▶ **WORK INSTRUCTIONS**: Find every line with the word "Favorite" and report how many there are, without any other text.

++++ STORED ROWS ++++

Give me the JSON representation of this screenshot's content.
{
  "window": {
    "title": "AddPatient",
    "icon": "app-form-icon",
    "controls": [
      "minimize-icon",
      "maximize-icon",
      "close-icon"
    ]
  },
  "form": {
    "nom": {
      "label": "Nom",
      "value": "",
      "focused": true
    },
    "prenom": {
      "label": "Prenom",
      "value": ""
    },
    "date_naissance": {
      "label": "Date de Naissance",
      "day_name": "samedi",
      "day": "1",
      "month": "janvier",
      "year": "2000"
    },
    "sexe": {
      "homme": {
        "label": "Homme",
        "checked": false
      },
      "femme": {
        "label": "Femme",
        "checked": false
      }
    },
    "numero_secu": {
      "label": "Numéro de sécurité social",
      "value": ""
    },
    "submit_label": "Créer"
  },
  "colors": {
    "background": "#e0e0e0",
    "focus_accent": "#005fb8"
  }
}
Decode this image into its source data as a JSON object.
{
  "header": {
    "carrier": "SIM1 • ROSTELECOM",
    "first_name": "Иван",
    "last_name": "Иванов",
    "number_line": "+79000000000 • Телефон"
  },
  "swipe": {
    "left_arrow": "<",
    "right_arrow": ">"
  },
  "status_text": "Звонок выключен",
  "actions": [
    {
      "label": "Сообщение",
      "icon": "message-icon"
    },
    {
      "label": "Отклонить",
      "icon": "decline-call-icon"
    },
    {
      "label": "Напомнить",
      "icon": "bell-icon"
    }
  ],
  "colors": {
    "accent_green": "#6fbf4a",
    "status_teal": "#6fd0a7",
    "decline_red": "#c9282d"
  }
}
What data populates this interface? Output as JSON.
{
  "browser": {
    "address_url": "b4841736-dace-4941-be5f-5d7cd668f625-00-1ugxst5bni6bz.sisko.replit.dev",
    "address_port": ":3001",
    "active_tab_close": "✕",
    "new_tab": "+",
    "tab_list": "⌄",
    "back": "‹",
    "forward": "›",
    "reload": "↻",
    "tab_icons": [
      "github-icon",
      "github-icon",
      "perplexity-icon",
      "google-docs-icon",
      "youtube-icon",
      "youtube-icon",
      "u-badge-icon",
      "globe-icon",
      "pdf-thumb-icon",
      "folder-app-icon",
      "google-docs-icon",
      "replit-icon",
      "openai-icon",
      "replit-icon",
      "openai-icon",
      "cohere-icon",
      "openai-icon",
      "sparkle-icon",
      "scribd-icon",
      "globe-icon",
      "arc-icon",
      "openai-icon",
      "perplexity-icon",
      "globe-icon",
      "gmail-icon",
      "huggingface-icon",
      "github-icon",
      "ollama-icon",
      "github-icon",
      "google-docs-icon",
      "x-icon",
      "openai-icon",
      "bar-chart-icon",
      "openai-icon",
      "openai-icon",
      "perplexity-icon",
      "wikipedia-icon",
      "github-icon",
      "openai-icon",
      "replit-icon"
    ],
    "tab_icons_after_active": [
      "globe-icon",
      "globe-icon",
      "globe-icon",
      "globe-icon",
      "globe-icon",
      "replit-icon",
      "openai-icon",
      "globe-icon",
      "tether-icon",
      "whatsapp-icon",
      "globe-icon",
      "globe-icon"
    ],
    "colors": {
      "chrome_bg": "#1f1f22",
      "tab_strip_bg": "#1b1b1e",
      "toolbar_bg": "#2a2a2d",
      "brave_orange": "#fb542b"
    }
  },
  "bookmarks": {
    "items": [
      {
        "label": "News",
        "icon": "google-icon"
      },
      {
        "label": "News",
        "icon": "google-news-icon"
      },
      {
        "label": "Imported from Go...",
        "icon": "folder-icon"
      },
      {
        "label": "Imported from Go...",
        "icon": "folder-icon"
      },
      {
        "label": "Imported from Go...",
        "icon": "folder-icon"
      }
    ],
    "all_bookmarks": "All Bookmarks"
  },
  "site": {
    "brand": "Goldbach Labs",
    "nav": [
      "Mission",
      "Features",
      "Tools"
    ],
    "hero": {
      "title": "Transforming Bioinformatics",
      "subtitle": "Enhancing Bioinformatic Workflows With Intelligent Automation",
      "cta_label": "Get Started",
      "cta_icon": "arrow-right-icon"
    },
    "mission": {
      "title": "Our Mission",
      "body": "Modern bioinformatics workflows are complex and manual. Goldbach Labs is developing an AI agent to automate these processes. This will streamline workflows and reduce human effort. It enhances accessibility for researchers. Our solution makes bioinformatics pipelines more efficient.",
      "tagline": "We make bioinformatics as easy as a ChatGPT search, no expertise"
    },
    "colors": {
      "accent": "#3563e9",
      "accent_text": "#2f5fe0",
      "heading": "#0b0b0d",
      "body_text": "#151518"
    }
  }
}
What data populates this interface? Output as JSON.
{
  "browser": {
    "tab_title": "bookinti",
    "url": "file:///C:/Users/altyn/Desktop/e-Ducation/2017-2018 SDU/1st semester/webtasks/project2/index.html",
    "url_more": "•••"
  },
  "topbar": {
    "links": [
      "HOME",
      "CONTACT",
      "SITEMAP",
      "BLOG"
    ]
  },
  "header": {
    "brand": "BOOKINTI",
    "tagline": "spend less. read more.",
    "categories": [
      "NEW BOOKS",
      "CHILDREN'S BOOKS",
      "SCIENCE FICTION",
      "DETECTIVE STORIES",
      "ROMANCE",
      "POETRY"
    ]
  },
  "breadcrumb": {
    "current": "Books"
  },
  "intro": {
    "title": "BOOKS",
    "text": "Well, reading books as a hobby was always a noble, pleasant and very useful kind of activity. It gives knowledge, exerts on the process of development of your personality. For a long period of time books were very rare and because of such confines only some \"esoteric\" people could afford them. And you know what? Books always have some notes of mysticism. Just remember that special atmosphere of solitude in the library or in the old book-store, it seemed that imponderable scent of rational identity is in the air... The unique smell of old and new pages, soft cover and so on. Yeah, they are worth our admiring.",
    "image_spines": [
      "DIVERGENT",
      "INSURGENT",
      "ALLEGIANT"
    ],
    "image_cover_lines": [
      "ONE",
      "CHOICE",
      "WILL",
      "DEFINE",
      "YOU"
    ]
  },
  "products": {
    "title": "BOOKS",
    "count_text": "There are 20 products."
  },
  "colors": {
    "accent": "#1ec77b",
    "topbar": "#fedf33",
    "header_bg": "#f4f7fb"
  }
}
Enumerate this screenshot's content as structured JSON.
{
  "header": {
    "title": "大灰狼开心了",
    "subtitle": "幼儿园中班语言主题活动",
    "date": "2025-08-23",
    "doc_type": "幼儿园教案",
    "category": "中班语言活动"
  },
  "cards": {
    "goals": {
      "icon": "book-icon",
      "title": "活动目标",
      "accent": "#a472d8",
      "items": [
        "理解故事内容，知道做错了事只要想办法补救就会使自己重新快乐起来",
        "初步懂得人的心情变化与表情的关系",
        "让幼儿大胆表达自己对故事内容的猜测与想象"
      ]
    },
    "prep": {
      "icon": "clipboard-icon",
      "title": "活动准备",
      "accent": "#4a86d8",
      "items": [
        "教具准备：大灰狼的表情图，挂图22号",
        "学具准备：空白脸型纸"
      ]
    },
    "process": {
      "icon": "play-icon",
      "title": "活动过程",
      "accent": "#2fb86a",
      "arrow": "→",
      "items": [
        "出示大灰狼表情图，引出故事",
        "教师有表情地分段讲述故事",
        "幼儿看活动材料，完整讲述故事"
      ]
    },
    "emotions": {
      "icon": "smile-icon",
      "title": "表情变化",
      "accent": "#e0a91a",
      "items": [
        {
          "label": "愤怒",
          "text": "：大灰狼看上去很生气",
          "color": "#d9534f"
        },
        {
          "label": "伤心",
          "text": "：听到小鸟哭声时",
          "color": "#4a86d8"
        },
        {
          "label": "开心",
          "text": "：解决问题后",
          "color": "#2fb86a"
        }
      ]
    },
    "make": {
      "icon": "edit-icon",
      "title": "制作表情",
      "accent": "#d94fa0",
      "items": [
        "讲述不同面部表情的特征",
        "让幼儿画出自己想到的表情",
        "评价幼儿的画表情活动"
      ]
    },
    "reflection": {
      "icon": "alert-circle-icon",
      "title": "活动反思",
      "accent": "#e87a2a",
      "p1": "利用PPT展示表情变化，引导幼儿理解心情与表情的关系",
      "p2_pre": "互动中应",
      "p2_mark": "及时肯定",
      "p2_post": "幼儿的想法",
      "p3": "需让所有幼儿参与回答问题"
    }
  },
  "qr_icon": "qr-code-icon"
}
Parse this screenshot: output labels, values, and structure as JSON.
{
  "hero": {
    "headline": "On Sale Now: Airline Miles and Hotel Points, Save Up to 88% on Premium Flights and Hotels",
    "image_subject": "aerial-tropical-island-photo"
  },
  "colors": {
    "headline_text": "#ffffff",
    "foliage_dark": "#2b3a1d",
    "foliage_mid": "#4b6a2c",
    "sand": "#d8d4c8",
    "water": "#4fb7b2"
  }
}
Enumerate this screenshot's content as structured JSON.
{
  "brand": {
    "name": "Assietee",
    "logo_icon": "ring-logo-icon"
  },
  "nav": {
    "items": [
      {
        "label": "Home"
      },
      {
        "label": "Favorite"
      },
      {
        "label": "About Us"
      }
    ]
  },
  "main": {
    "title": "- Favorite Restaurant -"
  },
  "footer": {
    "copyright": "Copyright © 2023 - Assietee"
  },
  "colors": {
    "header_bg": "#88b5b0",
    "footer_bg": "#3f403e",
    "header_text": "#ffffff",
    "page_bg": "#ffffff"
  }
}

++++

▶ **SOLUTION TO THIS EXERCISE**: 2